■ What is expected
Select the lines below containing the word "Erbschaft".
━━━ Information provided ━━━
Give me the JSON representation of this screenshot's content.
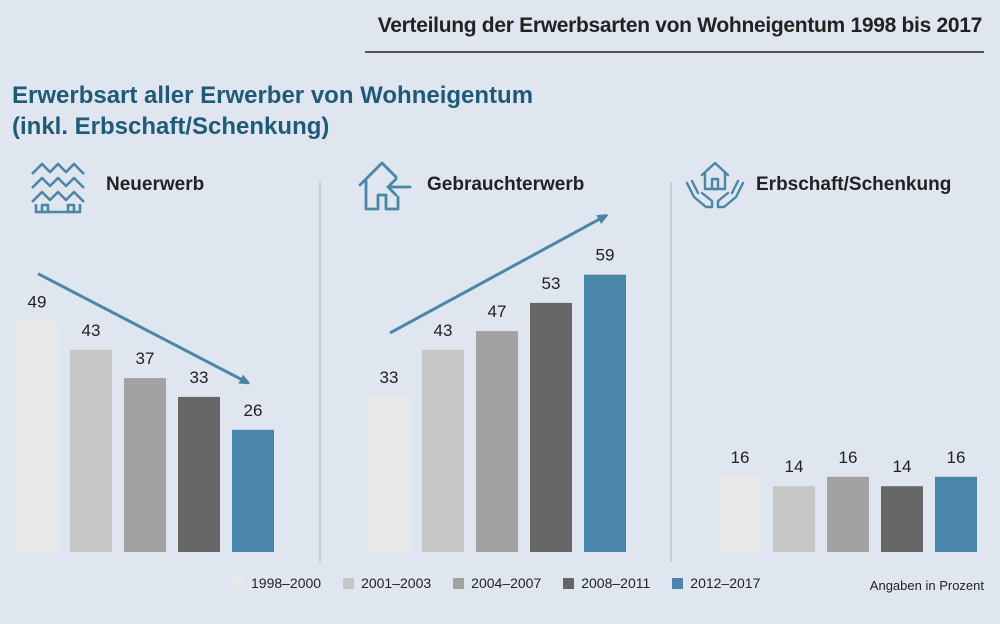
{
  "header": {
    "title": "Verteilung der Erwerbsarten von Wohneigentum 1998 bis 2017"
  },
  "main_title": {
    "line1": "Erwerbsart aller Erwerber von Wohneigentum",
    "line2": "(inkl. Erbschaft/Schenkung)"
  },
  "unit_note": "Angaben in Prozent",
  "colors": {
    "background": "#dfe6ef",
    "accent": "#4a86a8",
    "title": "#1f5b79"
  },
  "chart_data": {
    "type": "bar",
    "categories": [
      "Neuerwerb",
      "Gebrauchterwerb",
      "Erbschaft/Schenkung"
    ],
    "series": [
      {
        "name": "1998–2000",
        "values": [
          49,
          33,
          16
        ],
        "color": "#e8e8e8"
      },
      {
        "name": "2001–2003",
        "values": [
          43,
          43,
          14
        ],
        "color": "#c6c6c6"
      },
      {
        "name": "2004–2007",
        "values": [
          37,
          47,
          16
        ],
        "color": "#a2a2a2"
      },
      {
        "name": "2008–2011",
        "values": [
          33,
          53,
          14
        ],
        "color": "#666666"
      },
      {
        "name": "2012–2017",
        "values": [
          26,
          59,
          16
        ],
        "color": "#4a86a8"
      }
    ],
    "group_icons": [
      "houses-icon",
      "house-arrow-icon",
      "hands-house-icon"
    ],
    "trend_arrows": [
      "down",
      "up",
      "none"
    ],
    "ylim": [
      0,
      60
    ],
    "grid": false,
    "legend_position": "bottom"
  }
}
━━━
■ Task solution
    "line2": "(inkl. Erbschaft/Schenkung)"
      "Erbschaft/Schenkung"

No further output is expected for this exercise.